* Items
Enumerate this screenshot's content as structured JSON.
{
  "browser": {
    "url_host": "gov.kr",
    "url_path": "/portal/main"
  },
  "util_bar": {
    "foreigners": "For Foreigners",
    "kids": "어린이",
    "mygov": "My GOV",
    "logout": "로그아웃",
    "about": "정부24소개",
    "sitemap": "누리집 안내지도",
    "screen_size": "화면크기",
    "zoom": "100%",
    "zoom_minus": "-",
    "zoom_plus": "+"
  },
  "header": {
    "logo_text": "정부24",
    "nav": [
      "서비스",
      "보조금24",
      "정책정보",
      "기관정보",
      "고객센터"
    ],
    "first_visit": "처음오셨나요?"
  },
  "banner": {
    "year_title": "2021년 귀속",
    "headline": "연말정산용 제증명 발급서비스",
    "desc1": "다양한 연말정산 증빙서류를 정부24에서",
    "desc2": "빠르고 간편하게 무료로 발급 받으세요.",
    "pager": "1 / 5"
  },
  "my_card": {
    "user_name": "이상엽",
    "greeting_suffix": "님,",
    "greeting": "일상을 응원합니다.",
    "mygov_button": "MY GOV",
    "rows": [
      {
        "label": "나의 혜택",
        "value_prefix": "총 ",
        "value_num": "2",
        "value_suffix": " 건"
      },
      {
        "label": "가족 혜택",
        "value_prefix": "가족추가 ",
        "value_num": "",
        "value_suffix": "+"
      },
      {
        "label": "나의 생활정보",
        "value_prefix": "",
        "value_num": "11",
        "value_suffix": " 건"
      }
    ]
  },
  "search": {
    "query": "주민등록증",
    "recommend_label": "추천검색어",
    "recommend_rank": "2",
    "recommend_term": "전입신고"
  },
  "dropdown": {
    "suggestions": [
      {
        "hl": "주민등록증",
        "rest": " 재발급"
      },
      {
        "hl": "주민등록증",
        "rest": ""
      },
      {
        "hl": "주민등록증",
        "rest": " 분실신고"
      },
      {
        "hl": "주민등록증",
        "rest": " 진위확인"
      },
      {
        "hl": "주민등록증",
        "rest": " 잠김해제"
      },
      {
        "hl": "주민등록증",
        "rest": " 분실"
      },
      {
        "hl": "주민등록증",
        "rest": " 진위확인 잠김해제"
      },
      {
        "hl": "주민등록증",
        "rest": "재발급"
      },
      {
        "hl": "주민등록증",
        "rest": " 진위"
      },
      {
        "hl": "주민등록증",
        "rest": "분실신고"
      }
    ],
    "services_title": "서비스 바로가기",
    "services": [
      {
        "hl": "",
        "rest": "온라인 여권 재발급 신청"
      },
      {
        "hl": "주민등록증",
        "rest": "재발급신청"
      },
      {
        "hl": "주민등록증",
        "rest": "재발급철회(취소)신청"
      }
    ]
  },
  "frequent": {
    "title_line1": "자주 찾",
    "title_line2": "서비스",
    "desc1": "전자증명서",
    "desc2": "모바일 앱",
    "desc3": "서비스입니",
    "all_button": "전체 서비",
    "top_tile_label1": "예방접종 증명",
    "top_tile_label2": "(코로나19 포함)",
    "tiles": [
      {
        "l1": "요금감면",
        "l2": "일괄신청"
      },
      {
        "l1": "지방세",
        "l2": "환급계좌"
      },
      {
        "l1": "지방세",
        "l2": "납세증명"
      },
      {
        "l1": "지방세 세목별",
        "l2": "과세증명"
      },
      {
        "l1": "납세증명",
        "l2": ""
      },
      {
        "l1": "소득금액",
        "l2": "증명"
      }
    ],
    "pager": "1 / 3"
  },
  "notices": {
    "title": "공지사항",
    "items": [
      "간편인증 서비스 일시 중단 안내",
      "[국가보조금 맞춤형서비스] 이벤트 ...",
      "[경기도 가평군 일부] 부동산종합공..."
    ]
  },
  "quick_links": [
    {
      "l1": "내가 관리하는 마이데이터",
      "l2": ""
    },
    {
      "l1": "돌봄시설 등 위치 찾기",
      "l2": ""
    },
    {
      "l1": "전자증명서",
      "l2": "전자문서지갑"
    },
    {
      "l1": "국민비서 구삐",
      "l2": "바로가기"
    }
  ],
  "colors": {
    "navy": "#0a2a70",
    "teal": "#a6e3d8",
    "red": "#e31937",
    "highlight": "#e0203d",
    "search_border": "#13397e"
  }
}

* Required work
Extract the entries above verbatim.

* Task result
Enumerate this screenshot's content as structured JSON.
{
  "browser": {
    "url_host": "gov.kr",
    "url_path": "/portal/main"
  },
  "util_bar": {
    "foreigners": "For Foreigners",
    "kids": "어린이",
    "mygov": "My GOV",
    "logout": "로그아웃",
    "about": "정부24소개",
    "sitemap": "누리집 안내지도",
    "screen_size": "화면크기",
    "zoom": "100%",
    "zoom_minus": "-",
    "zoom_plus": "+"
  },
  "header": {
    "logo_text": "정부24",
    "nav": [
      "서비스",
      "보조금24",
      "정책정보",
      "기관정보",
      "고객센터"
    ],
    "first_visit": "처음오셨나요?"
  },
  "banner": {
    "year_title": "2021년 귀속",
    "headline": "연말정산용 제증명 발급서비스",
    "desc1": "다양한 연말정산 증빙서류를 정부24에서",
    "desc2": "빠르고 간편하게 무료로 발급 받으세요.",
    "pager": "1 / 5"
  },
  "my_card": {
    "user_name": "이상엽",
    "greeting_suffix": "님,",
    "greeting": "일상을 응원합니다.",
    "mygov_button": "MY GOV",
    "rows": [
      {
        "label": "나의 혜택",
        "value_prefix": "총 ",
        "value_num": "2",
        "value_suffix": " 건"
      },
      {
        "label": "가족 혜택",
        "value_prefix": "가족추가 ",
        "value_num": "",
        "value_suffix": "+"
      },
      {
        "label": "나의 생활정보",
        "value_prefix": "",
        "value_num": "11",
        "value_suffix": " 건"
      }
    ]
  },
  "search": {
    "query": "주민등록증",
    "recommend_label": "추천검색어",
    "recommend_rank": "2",
    "recommend_term": "전입신고"
  },
  "dropdown": {
    "suggestions": [
      {
        "hl": "주민등록증",
        "rest": " 재발급"
      },
      {
        "hl": "주민등록증",
        "rest": ""
      },
      {
        "hl": "주민등록증",
        "rest": " 분실신고"
      },
      {
        "hl": "주민등록증",
        "rest": " 진위확인"
      },
      {
        "hl": "주민등록증",
        "rest": " 잠김해제"
      },
      {
        "hl": "주민등록증",
        "rest": " 분실"
      },
      {
        "hl": "주민등록증",
        "rest": " 진위확인 잠김해제"
      },
      {
        "hl": "주민등록증",
        "rest": "재발급"
      },
      {
        "hl": "주민등록증",
        "rest": " 진위"
      },
      {
        "hl": "주민등록증",
        "rest": "분실신고"
      }
    ],
    "services_title": "서비스 바로가기",
    "services": [
      {
        "hl": "",
        "rest": "온라인 여권 재발급 신청"
      },
      {
        "hl": "주민등록증",
        "rest": "재발급신청"
      },
      {
        "hl": "주민등록증",
        "rest": "재발급철회(취소)신청"
      }
    ]
  },
  "frequent": {
    "title_line1": "자주 찾",
    "title_line2": "서비스",
    "desc1": "전자증명서",
    "desc2": "모바일 앱",
    "desc3": "서비스입니",
    "all_button": "전체 서비",
    "top_tile_label1": "예방접종 증명",
    "top_tile_label2": "(코로나19 포함)",
    "tiles": [
      {
        "l1": "요금감면",
        "l2": "일괄신청"
      },
      {
        "l1": "지방세",
        "l2": "환급계좌"
      },
      {
        "l1": "지방세",
        "l2": "납세증명"
      },
      {
        "l1": "지방세 세목별",
        "l2": "과세증명"
      },
      {
        "l1": "납세증명",
        "l2": ""
      },
      {
        "l1": "소득금액",
        "l2": "증명"
      }
    ],
    "pager": "1 / 3"
  },
  "notices": {
    "title": "공지사항",
    "items": [
      "간편인증 서비스 일시 중단 안내",
      "[국가보조금 맞춤형서비스] 이벤트 ...",
      "[경기도 가평군 일부] 부동산종합공..."
    ]
  },
  "quick_links": [
    {
      "l1": "내가 관리하는 마이데이터",
      "l2": ""
    },
    {
      "l1": "돌봄시설 등 위치 찾기",
      "l2": ""
    },
    {
      "l1": "전자증명서",
      "l2": "전자문서지갑"
    },
    {
      "l1": "국민비서 구삐",
      "l2": "바로가기"
    }
  ],
  "colors": {
    "navy": "#0a2a70",
    "teal": "#a6e3d8",
    "red": "#e31937",
    "highlight": "#e0203d",
    "search_border": "#13397e"
  }
}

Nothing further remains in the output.